- Text -
_ _ _ _ _

The appeal is upheld and the order of the
Labour Appeal Court refusing leave to appeal, the order of the Labour
Court dismissing
the review and the decision by the arbitrator given
on 30 October 2008, are all set aside.
2.
There will be no order in regard to the
costs of the proceedings in the Labour Court and the Labour Appeal
Court.
3.
The dispute concerning Mr Mkhize’s
dismissal is remitted to the General Public Services Sectoral
Bargaining Council to continue
the arbitration before the second
respondent or, if he is unable to continue with the arbitration,
another arbitrator appointed
by the Council, on the sole question
whether Mr Mkhize’s dismissal was substantively unfair.
4.
In the resumed hearing the evidence heard
to date will remain as evidence on the record and the arbitrator will
hear the evidence
of Mr G Sibiya, such further evidence as
may be tendered by either party in the light of that evidence and
further evidence
from or, if requested, cross-examination of, any
witness who has already testified in the arbitration.
5.
In the event of Mr Mkhize obtaining an
order for his reinstatement or an order for compensation in excess of
that permitted by
s 194(1)
of the
Labour Relations Act, 66 of
1995
, as amended, and such order becomes final and binding on the
Department of Correctional Services, the Department shall pay Mr
Mkhize’s
costs of this appeal.
6.
Apart from the circumstances in para 5 of
this order there will be no order for costs in this appeal.
JUDGMENT
Wallis
JA (Navsa DP, Lewis and Pillay JJA and Mayat AJA concurring)
[1]
Mr S S Mkhize, the appellant, was formerly
employed by the first respondent, the Department of Correctional
Services (the Department)
as a warder at the Johannesburg
correctional centre. In January 2008, after a disciplinary enquiry,
most of which he had refused
to attend, he was found guilty on a
charge of bringing dagga into the prison and was dismissed. He
challenged his dismissal in
terms of the Labour Relations Act 66 of
1995 (the LRA), but on 30 October 2008, after a hearing, the second
respondent, sitting
as an arbitrator in the General Public Services
Sectoral Bargaining Council, held that it had been both procedurally
and substantively
fair. Mr Mkhize reviewed the award in terms of the
LRA, but, on 21 June 2012, Rabkin-Naicker J in the Labour Court
dismissed the
review application. The Labour Appeal Court dismissed a
petition for leave to appeal on 28 February 2013. This further appeal
is
with the special leave of this court.
[2]
In this appeal Mr Mkhize asked us to
revisit the arguments that failed before the arbitrator and in the
Labour Court and Labour
Appeal Court. In addition he sought leave to
introduce new evidence in the form of an affidavit sworn on 1 October
2012 by one
Gilbert Sibiya, who was also employed as a warder at the
time of the incident leading to Mr Mkhize’s dismissal. It was
Mr
Sibiya who had first made a report that led to the investigation
of Mr Mkhize, his suspension from duty and his eventual dismissal.

_ _ _ _ _

- Record excerpts -
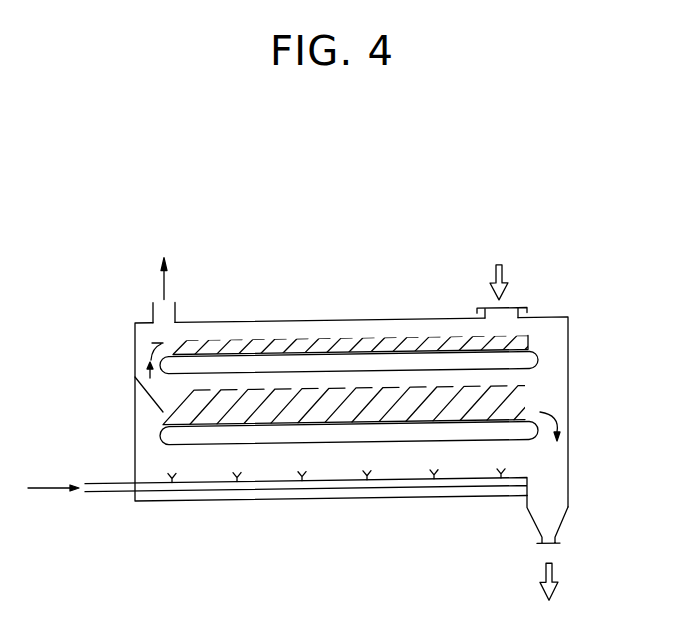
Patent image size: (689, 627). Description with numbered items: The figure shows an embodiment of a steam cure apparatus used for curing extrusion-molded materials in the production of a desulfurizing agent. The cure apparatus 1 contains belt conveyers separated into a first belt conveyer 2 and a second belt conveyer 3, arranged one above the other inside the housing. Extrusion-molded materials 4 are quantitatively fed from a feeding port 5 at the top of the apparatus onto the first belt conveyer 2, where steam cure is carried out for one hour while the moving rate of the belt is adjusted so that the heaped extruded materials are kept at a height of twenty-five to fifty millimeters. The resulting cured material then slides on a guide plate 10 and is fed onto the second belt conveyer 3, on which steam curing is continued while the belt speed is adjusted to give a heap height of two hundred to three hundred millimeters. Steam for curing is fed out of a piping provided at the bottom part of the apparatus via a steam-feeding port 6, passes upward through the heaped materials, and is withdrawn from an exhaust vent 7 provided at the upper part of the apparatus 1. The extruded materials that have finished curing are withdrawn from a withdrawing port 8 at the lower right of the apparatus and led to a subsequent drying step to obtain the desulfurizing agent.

The cure apparatus 1 is at (364, 319).
The first belt conveyer 2 is at (538, 358).
The second belt conveyer 3 is at (539, 439).
The extrusion-molded materials 4 is at (181, 351).
The feeding port 5 is at (517, 308).
The steam-feeding port 6 is at (43, 490).
The exhaust vent 7 is at (165, 310).
The withdrawing port 8 is at (553, 548).
The guide plate 10 is at (150, 396).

_ _ _ _ _

- What needs to be done -
In the court judgment, what charge was Mr Mkhize found guilty of before his dismissal?

- Written reply -
Bringing dagga into the prison.